--- start of DATASET ROWS ---

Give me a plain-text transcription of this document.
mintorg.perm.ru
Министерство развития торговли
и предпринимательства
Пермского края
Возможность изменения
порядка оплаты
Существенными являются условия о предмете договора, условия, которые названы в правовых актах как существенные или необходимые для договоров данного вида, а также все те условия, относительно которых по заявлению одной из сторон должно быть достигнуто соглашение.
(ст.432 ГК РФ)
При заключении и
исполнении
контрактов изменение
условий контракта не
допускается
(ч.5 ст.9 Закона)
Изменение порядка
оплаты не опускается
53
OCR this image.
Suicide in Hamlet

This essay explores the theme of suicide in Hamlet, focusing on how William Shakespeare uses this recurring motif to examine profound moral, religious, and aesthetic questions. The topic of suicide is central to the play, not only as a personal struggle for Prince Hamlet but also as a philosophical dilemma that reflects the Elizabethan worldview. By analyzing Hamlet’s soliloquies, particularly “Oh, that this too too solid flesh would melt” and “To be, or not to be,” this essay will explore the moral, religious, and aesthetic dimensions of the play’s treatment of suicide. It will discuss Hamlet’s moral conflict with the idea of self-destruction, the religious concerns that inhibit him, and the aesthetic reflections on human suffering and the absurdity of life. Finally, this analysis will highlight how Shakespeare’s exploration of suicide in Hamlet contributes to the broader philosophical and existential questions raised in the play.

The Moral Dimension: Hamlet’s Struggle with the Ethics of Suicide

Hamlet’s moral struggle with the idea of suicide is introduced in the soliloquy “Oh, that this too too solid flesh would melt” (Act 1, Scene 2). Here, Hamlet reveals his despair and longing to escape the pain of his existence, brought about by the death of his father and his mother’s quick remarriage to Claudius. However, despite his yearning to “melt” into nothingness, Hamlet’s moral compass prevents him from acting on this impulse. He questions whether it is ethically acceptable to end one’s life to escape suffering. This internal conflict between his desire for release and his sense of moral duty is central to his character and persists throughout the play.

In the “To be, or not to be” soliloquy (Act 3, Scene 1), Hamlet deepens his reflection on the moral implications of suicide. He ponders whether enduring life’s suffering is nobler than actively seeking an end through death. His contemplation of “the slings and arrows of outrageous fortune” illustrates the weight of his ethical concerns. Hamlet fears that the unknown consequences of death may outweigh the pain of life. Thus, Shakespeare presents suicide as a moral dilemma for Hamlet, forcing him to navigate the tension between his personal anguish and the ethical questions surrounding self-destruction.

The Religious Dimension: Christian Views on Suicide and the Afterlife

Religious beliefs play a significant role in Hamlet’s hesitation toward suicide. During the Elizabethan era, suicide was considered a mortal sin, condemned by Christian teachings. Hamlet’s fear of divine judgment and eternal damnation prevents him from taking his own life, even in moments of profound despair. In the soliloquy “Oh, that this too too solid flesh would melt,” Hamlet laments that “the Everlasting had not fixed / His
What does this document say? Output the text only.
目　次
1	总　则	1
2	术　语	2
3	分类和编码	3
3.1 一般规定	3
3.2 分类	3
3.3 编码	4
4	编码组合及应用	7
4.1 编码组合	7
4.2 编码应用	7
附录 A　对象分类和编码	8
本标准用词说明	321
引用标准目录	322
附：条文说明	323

--- end of DATASET ROWS ---
--- start of DATASET ROWS ---

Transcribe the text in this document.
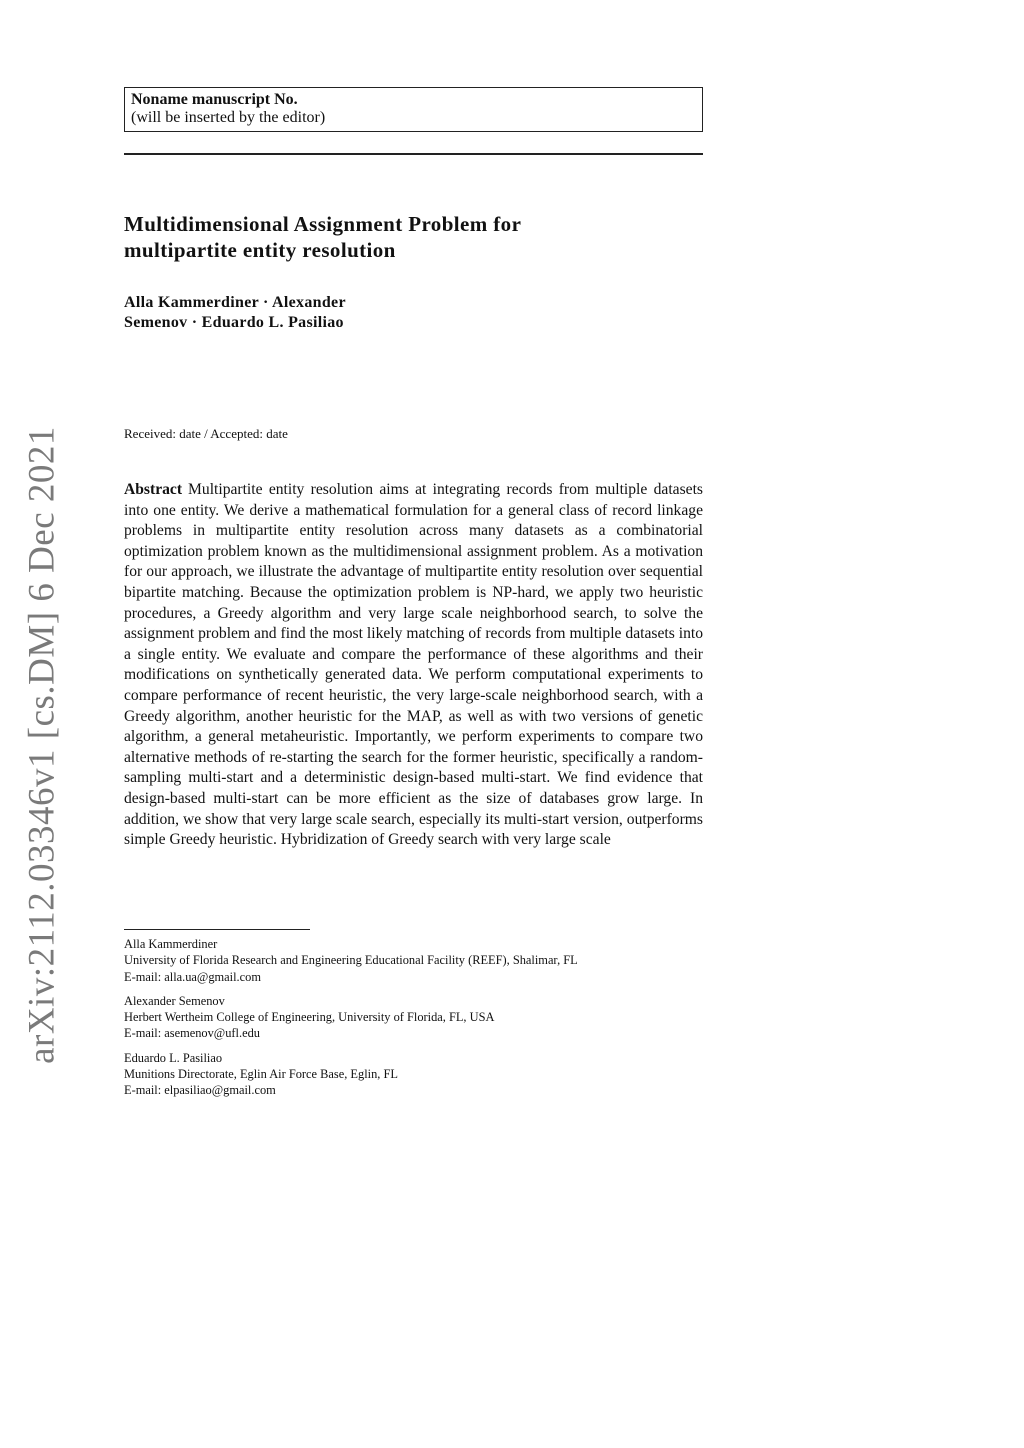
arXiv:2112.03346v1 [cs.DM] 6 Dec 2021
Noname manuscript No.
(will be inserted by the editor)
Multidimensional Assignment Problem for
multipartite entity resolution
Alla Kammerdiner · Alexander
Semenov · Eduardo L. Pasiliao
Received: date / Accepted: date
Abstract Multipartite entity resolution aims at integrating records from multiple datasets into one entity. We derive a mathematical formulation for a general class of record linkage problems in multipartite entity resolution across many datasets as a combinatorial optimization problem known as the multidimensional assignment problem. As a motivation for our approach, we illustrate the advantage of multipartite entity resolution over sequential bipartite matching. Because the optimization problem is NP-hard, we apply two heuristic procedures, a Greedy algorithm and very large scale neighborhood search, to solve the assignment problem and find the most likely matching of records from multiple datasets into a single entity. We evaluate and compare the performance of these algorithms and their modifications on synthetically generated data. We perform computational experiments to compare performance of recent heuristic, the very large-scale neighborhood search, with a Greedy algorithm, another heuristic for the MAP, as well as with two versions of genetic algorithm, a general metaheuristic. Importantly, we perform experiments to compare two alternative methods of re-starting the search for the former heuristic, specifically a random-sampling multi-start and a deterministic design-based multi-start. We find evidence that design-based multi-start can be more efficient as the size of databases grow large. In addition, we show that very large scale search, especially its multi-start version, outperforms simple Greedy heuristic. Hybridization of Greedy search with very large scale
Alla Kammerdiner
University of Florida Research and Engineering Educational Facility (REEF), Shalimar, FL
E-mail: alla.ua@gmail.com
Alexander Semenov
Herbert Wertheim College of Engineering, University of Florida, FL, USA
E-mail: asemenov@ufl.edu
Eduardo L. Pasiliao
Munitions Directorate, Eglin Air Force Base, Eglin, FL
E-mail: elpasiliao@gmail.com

--- end of DATASET ROWS ---

**WORK INSTRUCTIONS**
Across the entries above, how many lines contain "Kammerdiner"? Provide only the count.

**EXERCISE ANSWER**
2